:: What you are asked to do ::
Type out every line below exactly as it reads.

**** Given information

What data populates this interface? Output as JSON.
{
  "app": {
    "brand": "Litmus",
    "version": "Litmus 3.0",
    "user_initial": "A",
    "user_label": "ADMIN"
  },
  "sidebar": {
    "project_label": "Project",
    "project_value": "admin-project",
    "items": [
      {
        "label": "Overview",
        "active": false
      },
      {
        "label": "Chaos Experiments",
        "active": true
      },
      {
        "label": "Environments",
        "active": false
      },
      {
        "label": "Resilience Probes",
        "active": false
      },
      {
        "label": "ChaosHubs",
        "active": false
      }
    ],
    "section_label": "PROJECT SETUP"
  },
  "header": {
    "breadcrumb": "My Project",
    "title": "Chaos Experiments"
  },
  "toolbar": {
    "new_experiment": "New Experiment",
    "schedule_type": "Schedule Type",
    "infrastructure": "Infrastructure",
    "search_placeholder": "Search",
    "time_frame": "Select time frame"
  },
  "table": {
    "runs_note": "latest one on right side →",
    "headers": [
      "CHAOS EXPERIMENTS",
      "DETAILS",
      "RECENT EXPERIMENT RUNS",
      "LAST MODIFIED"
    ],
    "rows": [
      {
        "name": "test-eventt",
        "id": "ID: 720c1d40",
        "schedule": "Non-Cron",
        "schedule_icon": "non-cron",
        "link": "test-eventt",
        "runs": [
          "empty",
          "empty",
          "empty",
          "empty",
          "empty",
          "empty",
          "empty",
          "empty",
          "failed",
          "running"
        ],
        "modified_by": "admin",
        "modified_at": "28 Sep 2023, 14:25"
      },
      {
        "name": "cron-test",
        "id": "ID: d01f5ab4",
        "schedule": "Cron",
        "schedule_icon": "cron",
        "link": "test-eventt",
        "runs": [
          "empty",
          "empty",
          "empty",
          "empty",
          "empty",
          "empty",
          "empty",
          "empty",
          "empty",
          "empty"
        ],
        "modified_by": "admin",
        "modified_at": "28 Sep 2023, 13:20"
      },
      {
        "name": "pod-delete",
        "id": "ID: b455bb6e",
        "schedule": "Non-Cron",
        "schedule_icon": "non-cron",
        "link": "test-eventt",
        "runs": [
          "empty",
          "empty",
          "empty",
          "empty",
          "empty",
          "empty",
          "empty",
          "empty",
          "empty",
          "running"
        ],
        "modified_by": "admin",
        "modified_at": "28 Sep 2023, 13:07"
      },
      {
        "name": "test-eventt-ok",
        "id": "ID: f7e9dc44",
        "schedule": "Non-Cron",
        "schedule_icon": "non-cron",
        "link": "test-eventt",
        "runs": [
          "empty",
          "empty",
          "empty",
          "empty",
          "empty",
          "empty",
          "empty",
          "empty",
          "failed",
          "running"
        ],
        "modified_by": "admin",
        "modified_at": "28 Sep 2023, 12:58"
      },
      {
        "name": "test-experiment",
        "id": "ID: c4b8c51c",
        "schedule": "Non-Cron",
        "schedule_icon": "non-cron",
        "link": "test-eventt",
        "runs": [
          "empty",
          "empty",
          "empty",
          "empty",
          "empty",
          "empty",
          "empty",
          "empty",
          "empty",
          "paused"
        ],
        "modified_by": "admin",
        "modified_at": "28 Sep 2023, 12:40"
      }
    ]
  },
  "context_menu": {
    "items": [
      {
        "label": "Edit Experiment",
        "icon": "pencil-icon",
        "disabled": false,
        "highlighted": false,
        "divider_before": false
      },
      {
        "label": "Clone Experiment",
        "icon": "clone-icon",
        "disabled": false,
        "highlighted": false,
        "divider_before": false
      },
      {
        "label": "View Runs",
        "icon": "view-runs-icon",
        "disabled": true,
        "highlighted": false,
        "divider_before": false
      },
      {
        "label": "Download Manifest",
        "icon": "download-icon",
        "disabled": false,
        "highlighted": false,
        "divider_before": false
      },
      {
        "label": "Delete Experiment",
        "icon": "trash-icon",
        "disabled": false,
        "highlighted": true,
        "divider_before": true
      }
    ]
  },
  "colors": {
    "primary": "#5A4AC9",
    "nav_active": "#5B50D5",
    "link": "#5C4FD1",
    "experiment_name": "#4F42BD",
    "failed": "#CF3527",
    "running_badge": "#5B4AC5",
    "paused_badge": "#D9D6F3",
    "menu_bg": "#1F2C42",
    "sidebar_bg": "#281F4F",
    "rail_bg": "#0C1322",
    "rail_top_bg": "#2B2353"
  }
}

********

:: Response to the task ::
What data populates this interface? Output as JSON.
{
  "app": {
    "brand": "Litmus",
    "version": "Litmus 3.0",
    "user_initial": "A",
    "user_label": "ADMIN"
  },
  "sidebar": {
    "project_label": "Project",
    "project_value": "admin-project",
    "items": [
      {
        "label": "Overview",
        "active": false
      },
      {
        "label": "Chaos Experiments",
        "active": true
      },
      {
        "label": "Environments",
        "active": false
      },
      {
        "label": "Resilience Probes",
        "active": false
      },
      {
        "label": "ChaosHubs",
        "active": false
      }
    ],
    "section_label": "PROJECT SETUP"
  },
  "header": {
    "breadcrumb": "My Project",
    "title": "Chaos Experiments"
  },
  "toolbar": {
    "new_experiment": "New Experiment",
    "schedule_type": "Schedule Type",
    "infrastructure": "Infrastructure",
    "search_placeholder": "Search",
    "time_frame": "Select time frame"
  },
  "table": {
    "runs_note": "latest one on right side →",
    "headers": [
      "CHAOS EXPERIMENTS",
      "DETAILS",
      "RECENT EXPERIMENT RUNS",
      "LAST MODIFIED"
    ],
    "rows": [
      {
        "name": "test-eventt",
        "id": "ID: 720c1d40",
        "schedule": "Non-Cron",
        "schedule_icon": "non-cron",
        "link": "test-eventt",
        "runs": [
          "empty",
          "empty",
          "empty",
          "empty",
          "empty",
          "empty",
          "empty",
          "empty",
          "failed",
          "running"
        ],
        "modified_by": "admin",
        "modified_at": "28 Sep 2023, 14:25"
      },
      {
        "name": "cron-test",
        "id": "ID: d01f5ab4",
        "schedule": "Cron",
        "schedule_icon": "cron",
        "link": "test-eventt",
        "runs": [
          "empty",
          "empty",
          "empty",
          "empty",
          "empty",
          "empty",
          "empty",
          "empty",
          "empty",
          "empty"
        ],
        "modified_by": "admin",
        "modified_at": "28 Sep 2023, 13:20"
      },
      {
        "name": "pod-delete",
        "id": "ID: b455bb6e",
        "schedule": "Non-Cron",
        "schedule_icon": "non-cron",
        "link": "test-eventt",
        "runs": [
          "empty",
          "empty",
          "empty",
          "empty",
          "empty",
          "empty",
          "empty",
          "empty",
          "empty",
          "running"
        ],
        "modified_by": "admin",
        "modified_at": "28 Sep 2023, 13:07"
      },
      {
        "name": "test-eventt-ok",
        "id": "ID: f7e9dc44",
        "schedule": "Non-Cron",
        "schedule_icon": "non-cron",
        "link": "test-eventt",
        "runs": [
          "empty",
          "empty",
          "empty",
          "empty",
          "empty",
          "empty",
          "empty",
          "empty",
          "failed",
          "running"
        ],
        "modified_by": "admin",
        "modified_at": "28 Sep 2023, 12:58"
      },
      {
        "name": "test-experiment",
        "id": "ID: c4b8c51c",
        "schedule": "Non-Cron",
        "schedule_icon": "non-cron",
        "link": "test-eventt",
        "runs": [
          "empty",
          "empty",
          "empty",
          "empty",
          "empty",
          "empty",
          "empty",
          "empty",
          "empty",
          "paused"
        ],
        "modified_by": "admin",
        "modified_at": "28 Sep 2023, 12:40"
      }
    ]
  },
  "context_menu": {
    "items": [
      {
        "label": "Edit Experiment",
        "icon": "pencil-icon",
        "disabled": false,
        "highlighted": false,
        "divider_before": false
      },
      {
        "label": "Clone Experiment",
        "icon": "clone-icon",
        "disabled": false,
        "highlighted": false,
        "divider_before": false
      },
      {
        "label": "View Runs",
        "icon": "view-runs-icon",
        "disabled": true,
        "highlighted": false,
        "divider_before": false
      },
      {
        "label": "Download Manifest",
        "icon": "download-icon",
        "disabled": false,
        "highlighted": false,
        "divider_before": false
      },
      {
        "label": "Delete Experiment",
        "icon": "trash-icon",
        "disabled": false,
        "highlighted": true,
        "divider_before": true
      }
    ]
  },
  "colors": {
    "primary": "#5A4AC9",
    "nav_active": "#5B50D5",
    "link": "#5C4FD1",
    "experiment_name": "#4F42BD",
    "failed": "#CF3527",
    "running_badge": "#5B4AC5",
    "paused_badge": "#D9D6F3",
    "menu_bg": "#1F2C42",
    "sidebar_bg": "#281F4F",
    "rail_bg": "#0C1322",
    "rail_top_bg": "#2B2353"
  }
}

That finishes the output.